## BEGIN

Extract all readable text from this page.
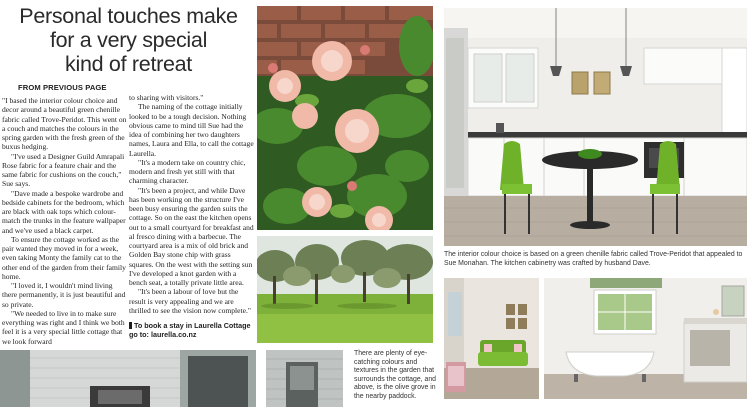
Personal touches make
for a very special
kind of retreat
FROM PREVIOUS PAGE

"I based the interior colour choice and decor around a beautiful green chenille fabric called Trove-Peridot. This went on a couch and matches the colours in the spring garden with the fresh green of the buxus hedging.

"I've used a Designer Guild Amrapali Rose fabric for a feature chair and the same fabric for cushions on the couch," Sue says.

"Dave made a bespoke wardrobe and bedside cabinets for the bedroom, which are black with oak tops which colour-match the trunks in the feature wallpaper and we've used a black carpet.

To ensure the cottage worked as the pair wanted they moved in for a week, even taking Monty the family cat to the other end of the garden from their family home.

"I loved it, I wouldn't mind living there permanently, it is just beautiful and so private.

"We needed to live in to make sure everything was right and I think we both feel it is a very special little cottage that we look forward

to sharing with visitors."

The naming of the cottage initially looked to be a tough decision. Nothing obvious came to mind till Sue had the idea of combining her two daughters names, Laura and Ella, to call the cottage Laurella.

"It's a modern take on country chic, modern and fresh yet still with that charming character.

"It's been a project, and while Dave has been working on the structure I've been busy ensuring the garden suits the cottage. So on the east the kitchen opens out to a small courtyard for breakfast and al fresco dining with a barbecue. The courtyard area is a mix of old brick and Golden Bay stone chip with grass squares. On the west with the setting sun I've developed a knot garden with a bench seat, a totally private little area.

"It's been a labour of love but the result is very appealing and we are thrilled to see the vision now complete."

To book a stay in Laurella Cottage go to: laurella.co.nz
The interior colour choice is based on a green chenille fabric called Trove-Peridot that appealed to Sue Monahan. The kitchen cabinetry was crafted by husband Dave.
There are plenty of eye-catching colours and textures in the garden that surrounds the cottage, and above, is the olive grove in the nearby paddock.
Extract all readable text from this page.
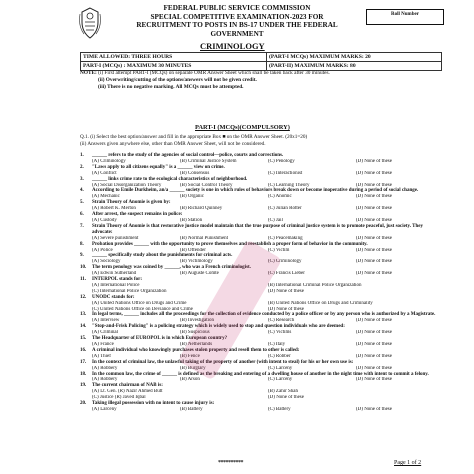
FEDERAL PUBLIC SERVICE COMMISSION
SPECIAL COMPETITIVE EXAMINATION-2023 FOR
RECRUITMENT TO POSTS IN BS-17 UNDER THE FEDERAL
GOVERNMENT
Roll Number
CRIMINOLOGY
TIME ALLOWED: THREE HOURS	(PART-I MCQs) MAXIMUM MARKS: 20
PART-I (MCQs) : MAXIMUM 30 MINUTES	(PART-II) MAXIMUM MARKS: 80
NOTE: (i) First attempt PART-I (MCQs) on separate OMR Answer Sheet which shall be taken back after 30 minutes.
(ii) Overwriting/cutting of the options/answers will not be given credit.
(iii) There is no negative marking. All MCQs must be attempted.
PART-I (MCQs)(COMPULSORY)
Q.1. (i) Select the best option/answer and fill in the appropriate Box ■ on the OMR Answer Sheet. (20x1=20)
(ii) Answers given anywhere else, other than OMR Answer Sheet, will not be considered.
1.	______ refers to the study of the agencies of social control—police, courts and corrections.
(A) Criminology	(B) Criminal Justice System	(C) Penology	(D) None of these
2.	"Laws apply to all citizens equally" is a ______ view on crime.
(A) Conflict	(B) Consensus	(C) Interactionist	(D) None of these
3.	______ links crime rate to the ecological characteristics of neighborhood.
(A) Social Disorganization Theory	(B) Social Control Theory	(C) Learning Theory	(D) None of these
4.	According to Emile Durkheim, an/a ______ society is one in which rules of behaviors break down or become inoperative during a period of social change.
(A) Mechanic	(B) Organic	(C) Anomic	(D) None of these
5.	Strain Theory of Anomie is given by:
(A) Robert K. Merton	(B) Richard Quinney	(C) Julian Rotter	(D) None of these
6.	After arrest, the suspect remains in police:
(A) Custody	(B) Station	(C) Jail	(D) None of these
7.	Strain Theory of Anomie is that restorative justice model maintain that the true purpose of criminal justice system is to promote peaceful, just society. They advocate:
(A) Severe punishment	(B) Normal Punishment	(C) Peacemaking	(D) None of these
8.	Probation provides ______ with the opportunity to prove themselves and reestablish a proper form of behavior in the community.
(A) Police	(B) Offender	(C) Victim	(D) None of these
9.	______ specifically study about the punishments for criminal acts.
(A) Sociology	(B) Victimology	(C) Criminology	(D) None of these
10.	The term penology was coined by ______, who was a French criminologist.
(A) Edwin Sutherland	(B) Auguste Comte	(C) Francis Lieber	(D) None of these
11.	INTERPOL stands for:
(A) International Police	(B) International Criminal Police Organization
(C) International Police Organization	(D) None of these
12.	UNODC stands for:
(A) United Nations Office on Drugs and Crime	(B) United Nations Office on Drugs and Criminality
(C) United Nations Office on Deviance and Crime	(D) None of these
13.	In legal terms, ______ includes all the proceedings for the collection of evidence conducted by a police officer or by any person who is authorized by a Magistrate.
(A) Interview	(B) Investigation	(C) Research	(D) None of these
14.	"Stop-and-Frisk Policing" is a policing strategy which is widely used to stop and question individuals who are deemed:
(A) Criminal	(B) Suspicious	(C) Victims	(D) None of these
15.	The Headquarter of EUROPOL is in which European country?
(A) France	(B) Netherlands	(C) Italy	(D) None of these
16.	A criminal individual who knowingly purchases stolen property and resell them to other is called:
(A) Thief	(B) Fence	(C) Robber	(D) None of these
17.	In the context of criminal law, the unlawful taking of the property of another (with intent to steal) for his or her own use is:
(A) Robbery	(B) Burglary	(C) Larceny	(D) None of these
18.	In the common law, the crime of ______ is defined as the breaking and entering of a dwelling house of another in the night time with intent to commit a felony.
(A) Robbery	(B) Arson	(C) Larceny	(D) None of these
19.	The current chairman of NAB is:
(A) Lt. Gen. (R) Nazir Ahmed Butt	(B) Zahir Shah
(C) Justice (R) Javed Iqbal	(D) None of these
20.	Taking illegal possession with no intent to cause injury is:
(A) Larceny	(B) Battery	(C) Battery	(D) None of these
**********	Page 1 of 2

## END

• Task to complete:
Check each line of the records for the word "Strain" and extract those that contain it.

• Final answer:
5.	Strain Theory of Anomie is given by:
7.	Strain Theory of Anomie is that restorative justice model maintain that the true purpose of criminal justice system is to promote peaceful, just society. They advocate:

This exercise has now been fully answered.